## [Input records]
- - - - - - -

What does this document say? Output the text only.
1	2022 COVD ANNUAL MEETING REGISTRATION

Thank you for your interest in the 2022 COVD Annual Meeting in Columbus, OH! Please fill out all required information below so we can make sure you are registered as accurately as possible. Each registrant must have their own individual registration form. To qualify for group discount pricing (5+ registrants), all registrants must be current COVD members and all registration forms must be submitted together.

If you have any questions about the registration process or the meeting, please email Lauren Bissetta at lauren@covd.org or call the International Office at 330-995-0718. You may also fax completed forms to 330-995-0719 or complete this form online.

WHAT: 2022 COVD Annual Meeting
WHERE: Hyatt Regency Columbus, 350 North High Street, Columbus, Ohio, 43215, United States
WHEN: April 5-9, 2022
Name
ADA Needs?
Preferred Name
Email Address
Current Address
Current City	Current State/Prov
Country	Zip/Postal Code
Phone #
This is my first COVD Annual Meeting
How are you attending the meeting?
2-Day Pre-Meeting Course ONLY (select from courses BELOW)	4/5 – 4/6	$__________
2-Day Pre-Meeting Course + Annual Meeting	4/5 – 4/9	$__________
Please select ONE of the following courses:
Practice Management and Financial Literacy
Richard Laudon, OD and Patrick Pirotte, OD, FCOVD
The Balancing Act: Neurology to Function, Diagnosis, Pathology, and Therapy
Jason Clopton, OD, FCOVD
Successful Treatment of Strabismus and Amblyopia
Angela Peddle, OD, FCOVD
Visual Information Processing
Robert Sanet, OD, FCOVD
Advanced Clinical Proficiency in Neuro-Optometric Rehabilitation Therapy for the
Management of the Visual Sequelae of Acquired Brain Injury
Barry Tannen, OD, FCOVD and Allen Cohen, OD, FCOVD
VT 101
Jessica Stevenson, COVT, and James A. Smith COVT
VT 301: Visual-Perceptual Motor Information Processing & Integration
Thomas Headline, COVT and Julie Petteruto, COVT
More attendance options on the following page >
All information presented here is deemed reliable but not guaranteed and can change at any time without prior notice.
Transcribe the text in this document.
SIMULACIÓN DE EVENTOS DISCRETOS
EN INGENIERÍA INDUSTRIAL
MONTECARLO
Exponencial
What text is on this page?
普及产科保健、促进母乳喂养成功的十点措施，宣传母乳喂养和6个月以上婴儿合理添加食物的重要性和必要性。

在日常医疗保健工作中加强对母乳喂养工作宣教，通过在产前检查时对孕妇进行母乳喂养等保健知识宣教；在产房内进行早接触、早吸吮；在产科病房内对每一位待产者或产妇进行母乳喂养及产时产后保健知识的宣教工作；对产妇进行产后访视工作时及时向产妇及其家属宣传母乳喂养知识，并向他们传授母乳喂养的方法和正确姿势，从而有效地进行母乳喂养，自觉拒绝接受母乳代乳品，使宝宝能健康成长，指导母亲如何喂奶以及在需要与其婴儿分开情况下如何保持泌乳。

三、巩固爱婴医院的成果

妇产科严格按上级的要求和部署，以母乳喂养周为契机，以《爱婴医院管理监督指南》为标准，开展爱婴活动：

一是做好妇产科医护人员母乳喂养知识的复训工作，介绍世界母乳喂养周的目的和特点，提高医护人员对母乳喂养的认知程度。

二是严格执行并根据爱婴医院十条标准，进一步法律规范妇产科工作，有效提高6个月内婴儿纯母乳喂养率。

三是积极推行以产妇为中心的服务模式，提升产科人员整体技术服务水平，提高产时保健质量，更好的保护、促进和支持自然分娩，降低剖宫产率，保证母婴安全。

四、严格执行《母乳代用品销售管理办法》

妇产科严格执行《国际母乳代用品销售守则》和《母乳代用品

- - - - - - -

## [Requirements]
Starting at the line that contains "What text is on this page?", quote each remaining line of the entries above, unchanged.

## [Solution to this task]
What text is on this page?
普及产科保健、促进母乳喂养成功的十点措施，宣传母乳喂养和6个月以上婴儿合理添加食物的重要性和必要性。

在日常医疗保健工作中加强对母乳喂养工作宣教，通过在产前检查时对孕妇进行母乳喂养等保健知识宣教；在产房内进行早接触、早吸吮；在产科病房内对每一位待产者或产妇进行母乳喂养及产时产后保健知识的宣教工作；对产妇进行产后访视工作时及时向产妇及其家属宣传母乳喂养知识，并向他们传授母乳喂养的方法和正确姿势，从而有效地进行母乳喂养，自觉拒绝接受母乳代乳品，使宝宝能健康成长，指导母亲如何喂奶以及在需要与其婴儿分开情况下如何保持泌乳。

三、巩固爱婴医院的成果

妇产科严格按上级的要求和部署，以母乳喂养周为契机，以《爱婴医院管理监督指南》为标准，开展爱婴活动：

一是做好妇产科医护人员母乳喂养知识的复训工作，介绍世界母乳喂养周的目的和特点，提高医护人员对母乳喂养的认知程度。

二是严格执行并根据爱婴医院十条标准，进一步法律规范妇产科工作，有效提高6个月内婴儿纯母乳喂养率。

三是积极推行以产妇为中心的服务模式，提升产科人员整体技术服务水平，提高产时保健质量，更好的保护、促进和支持自然分娩，降低剖宫产率，保证母婴安全。

四、严格执行《母乳代用品销售管理办法》

妇产科严格执行《国际母乳代用品销售守则》和《母乳代用品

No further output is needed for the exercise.